(Data extracts)

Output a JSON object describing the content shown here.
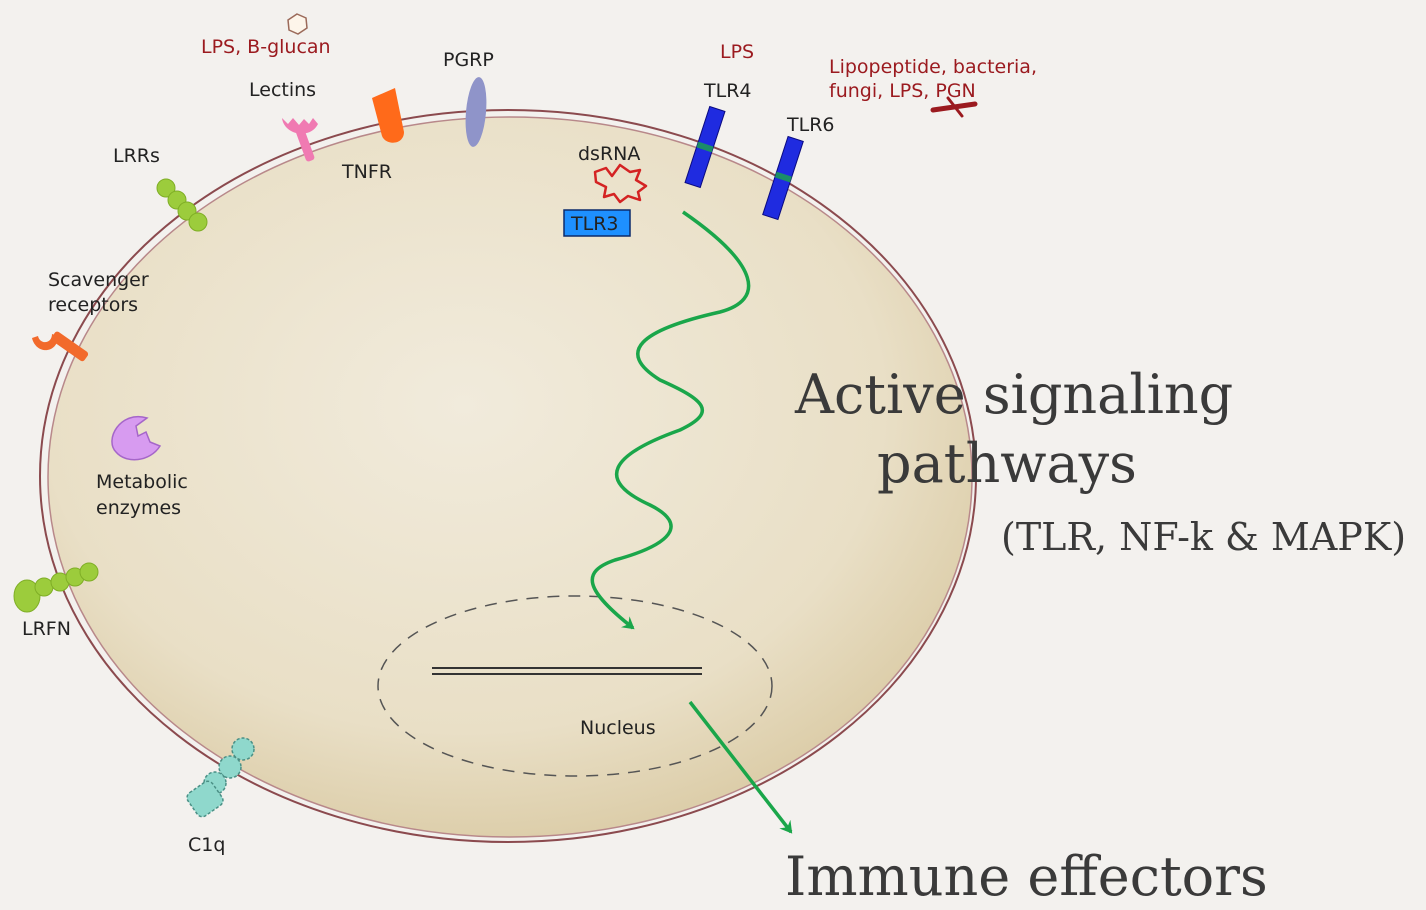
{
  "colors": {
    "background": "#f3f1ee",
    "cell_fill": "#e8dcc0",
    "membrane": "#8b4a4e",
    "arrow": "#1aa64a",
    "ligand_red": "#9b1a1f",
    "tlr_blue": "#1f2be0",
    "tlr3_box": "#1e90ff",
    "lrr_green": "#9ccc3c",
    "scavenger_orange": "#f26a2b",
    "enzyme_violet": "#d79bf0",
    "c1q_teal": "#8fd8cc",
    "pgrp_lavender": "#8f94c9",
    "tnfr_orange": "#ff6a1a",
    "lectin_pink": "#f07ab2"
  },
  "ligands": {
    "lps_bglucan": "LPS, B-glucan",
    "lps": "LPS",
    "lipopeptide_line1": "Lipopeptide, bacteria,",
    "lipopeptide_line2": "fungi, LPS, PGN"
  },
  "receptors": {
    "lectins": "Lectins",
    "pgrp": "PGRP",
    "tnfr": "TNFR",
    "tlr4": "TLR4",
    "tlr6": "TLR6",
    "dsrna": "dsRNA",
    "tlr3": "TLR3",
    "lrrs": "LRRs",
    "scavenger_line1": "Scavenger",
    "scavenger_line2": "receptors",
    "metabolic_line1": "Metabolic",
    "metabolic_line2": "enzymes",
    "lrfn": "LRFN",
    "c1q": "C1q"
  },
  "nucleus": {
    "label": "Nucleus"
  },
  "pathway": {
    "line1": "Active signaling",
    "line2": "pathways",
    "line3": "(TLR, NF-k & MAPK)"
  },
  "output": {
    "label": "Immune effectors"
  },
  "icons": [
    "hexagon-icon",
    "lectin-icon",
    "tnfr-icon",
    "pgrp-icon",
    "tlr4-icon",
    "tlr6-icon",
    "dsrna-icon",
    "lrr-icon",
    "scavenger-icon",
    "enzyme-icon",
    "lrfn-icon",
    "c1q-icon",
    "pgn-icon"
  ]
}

(End Data extracts)

Print the records exactly and omit all pictures.

Output a JSON object describing the content shown here.
{
  "colors": {
    "background": "#f3f1ee",
    "cell_fill": "#e8dcc0",
    "membrane": "#8b4a4e",
    "arrow": "#1aa64a",
    "ligand_red": "#9b1a1f",
    "tlr_blue": "#1f2be0",
    "tlr3_box": "#1e90ff",
    "lrr_green": "#9ccc3c",
    "scavenger_orange": "#f26a2b",
    "enzyme_violet": "#d79bf0",
    "c1q_teal": "#8fd8cc",
    "pgrp_lavender": "#8f94c9",
    "tnfr_orange": "#ff6a1a",
    "lectin_pink": "#f07ab2"
  },
  "ligands": {
    "lps_bglucan": "LPS, B-glucan",
    "lps": "LPS",
    "lipopeptide_line1": "Lipopeptide, bacteria,",
    "lipopeptide_line2": "fungi, LPS, PGN"
  },
  "receptors": {
    "lectins": "Lectins",
    "pgrp": "PGRP",
    "tnfr": "TNFR",
    "tlr4": "TLR4",
    "tlr6": "TLR6",
    "dsrna": "dsRNA",
    "tlr3": "TLR3",
    "lrrs": "LRRs",
    "scavenger_line1": "Scavenger",
    "scavenger_line2": "receptors",
    "metabolic_line1": "Metabolic",
    "metabolic_line2": "enzymes",
    "lrfn": "LRFN",
    "c1q": "C1q"
  },
  "nucleus": {
    "label": "Nucleus"
  },
  "pathway": {
    "line1": "Active signaling",
    "line2": "pathways",
    "line3": "(TLR, NF-k & MAPK)"
  },
  "output": {
    "label": "Immune effectors"
  },
  "icons": [
    "hexagon-icon",
    "lectin-icon",
    "tnfr-icon",
    "pgrp-icon",
    "tlr4-icon",
    "tlr6-icon",
    "dsrna-icon",
    "lrr-icon",
    "scavenger-icon",
    "enzyme-icon",
    "lrfn-icon",
    "c1q-icon",
    "pgn-icon"
  ]
}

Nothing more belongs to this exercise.